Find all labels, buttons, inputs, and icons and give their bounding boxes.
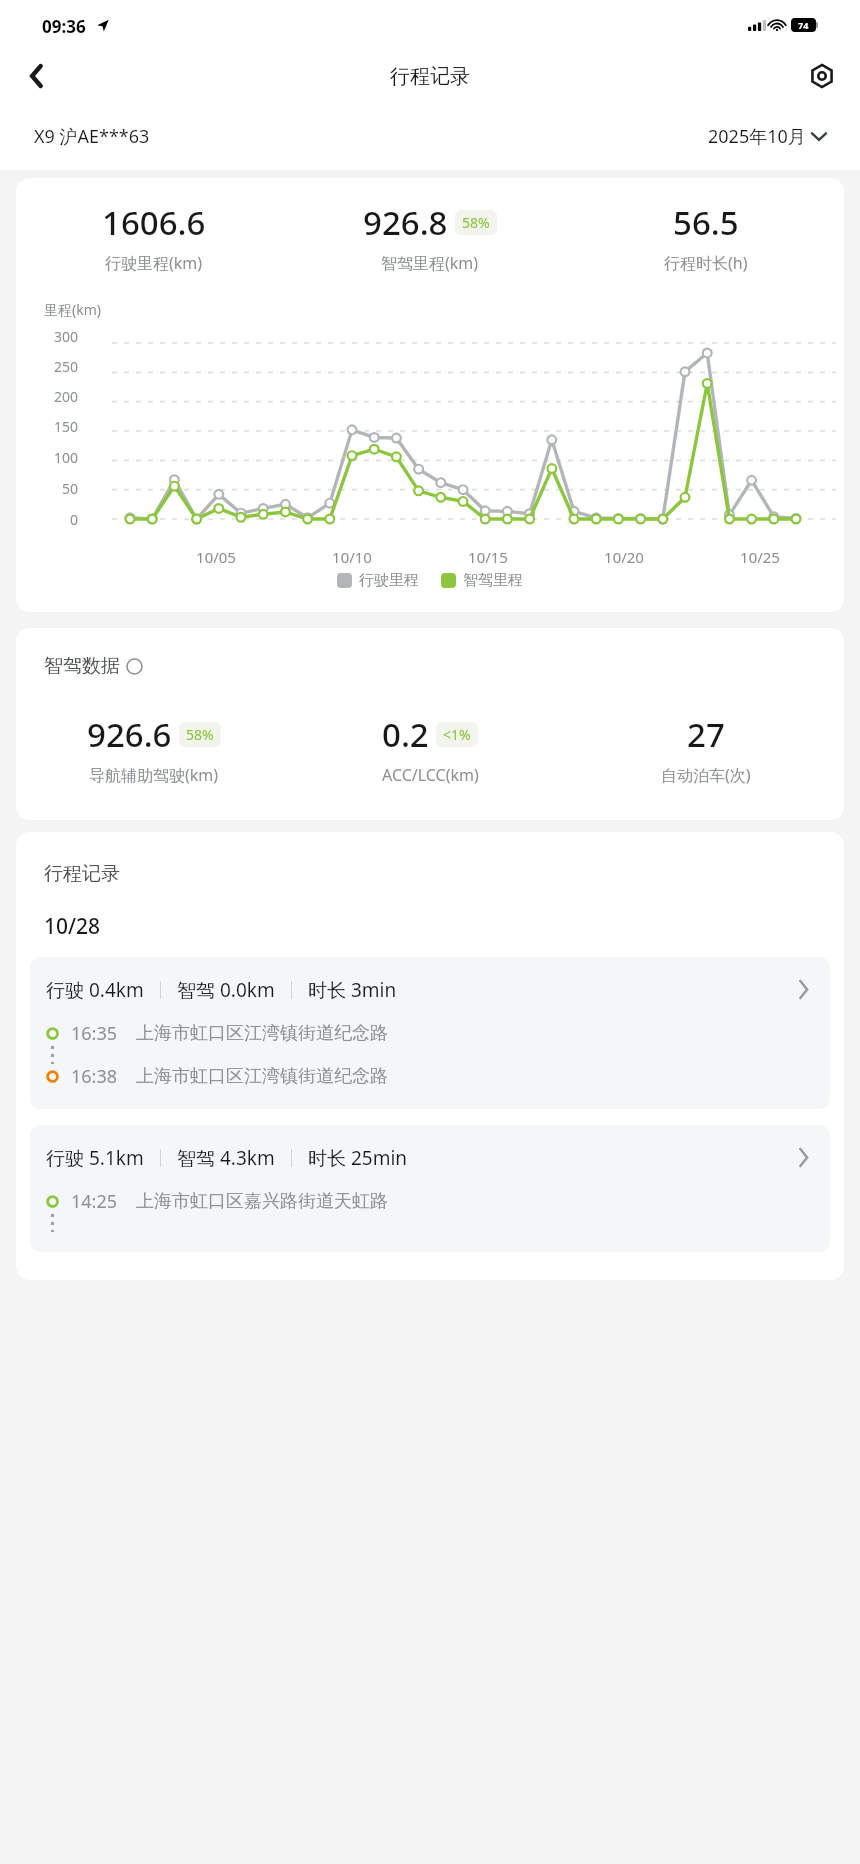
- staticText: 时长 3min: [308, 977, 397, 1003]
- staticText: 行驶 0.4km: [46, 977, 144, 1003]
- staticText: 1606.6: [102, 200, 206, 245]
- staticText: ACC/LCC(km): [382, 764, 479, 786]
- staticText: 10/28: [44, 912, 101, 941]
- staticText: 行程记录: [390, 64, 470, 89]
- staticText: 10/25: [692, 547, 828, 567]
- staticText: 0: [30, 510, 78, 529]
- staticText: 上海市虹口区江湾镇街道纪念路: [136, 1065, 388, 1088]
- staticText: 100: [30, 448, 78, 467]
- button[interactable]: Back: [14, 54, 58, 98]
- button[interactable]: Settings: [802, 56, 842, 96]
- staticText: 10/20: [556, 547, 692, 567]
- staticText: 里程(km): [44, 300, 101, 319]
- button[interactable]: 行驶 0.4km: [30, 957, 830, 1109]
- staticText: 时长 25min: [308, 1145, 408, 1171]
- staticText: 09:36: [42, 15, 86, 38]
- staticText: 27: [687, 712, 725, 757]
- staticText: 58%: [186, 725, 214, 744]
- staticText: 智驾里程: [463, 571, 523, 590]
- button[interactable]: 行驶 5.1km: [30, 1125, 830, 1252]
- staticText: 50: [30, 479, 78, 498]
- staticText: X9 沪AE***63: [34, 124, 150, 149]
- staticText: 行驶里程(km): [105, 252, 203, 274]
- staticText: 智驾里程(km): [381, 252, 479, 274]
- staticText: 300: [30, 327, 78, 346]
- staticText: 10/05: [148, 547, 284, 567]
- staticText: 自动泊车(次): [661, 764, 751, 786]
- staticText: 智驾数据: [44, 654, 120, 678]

——————————

--- PROBLEM DETAILS ---
Write out every row again with "staticText" swapped for "text" and nothing else changed. Don't include the pictures.

--- EXERCISE ANSWER ---
Find all labels, buttons, inputs, and icons and give their bounding boxes.
- text: 时长 3min: [308, 977, 397, 1003]
- text: 行驶 0.4km: [46, 977, 144, 1003]
- text: 1606.6: [102, 200, 206, 245]
- text: ACC/LCC(km): [382, 764, 479, 786]
- text: 10/28: [44, 912, 101, 941]
- text: 行程记录: [390, 64, 470, 89]
- text: 10/25: [692, 547, 828, 567]
- text: 0: [30, 510, 78, 529]
- text: 上海市虹口区江湾镇街道纪念路: [136, 1065, 388, 1088]
- text: 100: [30, 448, 78, 467]
- button[interactable]: Back: [14, 54, 58, 98]
- button[interactable]: Settings: [802, 56, 842, 96]
- text: 10/20: [556, 547, 692, 567]
- text: 里程(km): [44, 300, 101, 319]
- button[interactable]: 行驶 0.4km: [30, 957, 830, 1109]
- text: 时长 25min: [308, 1145, 408, 1171]
- text: 09:36: [42, 15, 86, 38]
- text: 27: [687, 712, 725, 757]
- text: 58%: [186, 725, 214, 744]
- text: 智驾里程: [463, 571, 523, 590]
- button[interactable]: 行驶 5.1km: [30, 1125, 830, 1252]
- text: 50: [30, 479, 78, 498]
- text: X9 沪AE***63: [34, 124, 150, 149]
- text: 行驶里程(km): [105, 252, 203, 274]
- text: 智驾里程(km): [381, 252, 479, 274]
- text: 300: [30, 327, 78, 346]
- text: 10/05: [148, 547, 284, 567]
- text: 自动泊车(次): [661, 764, 751, 786]
- text: 智驾数据: [44, 654, 120, 678]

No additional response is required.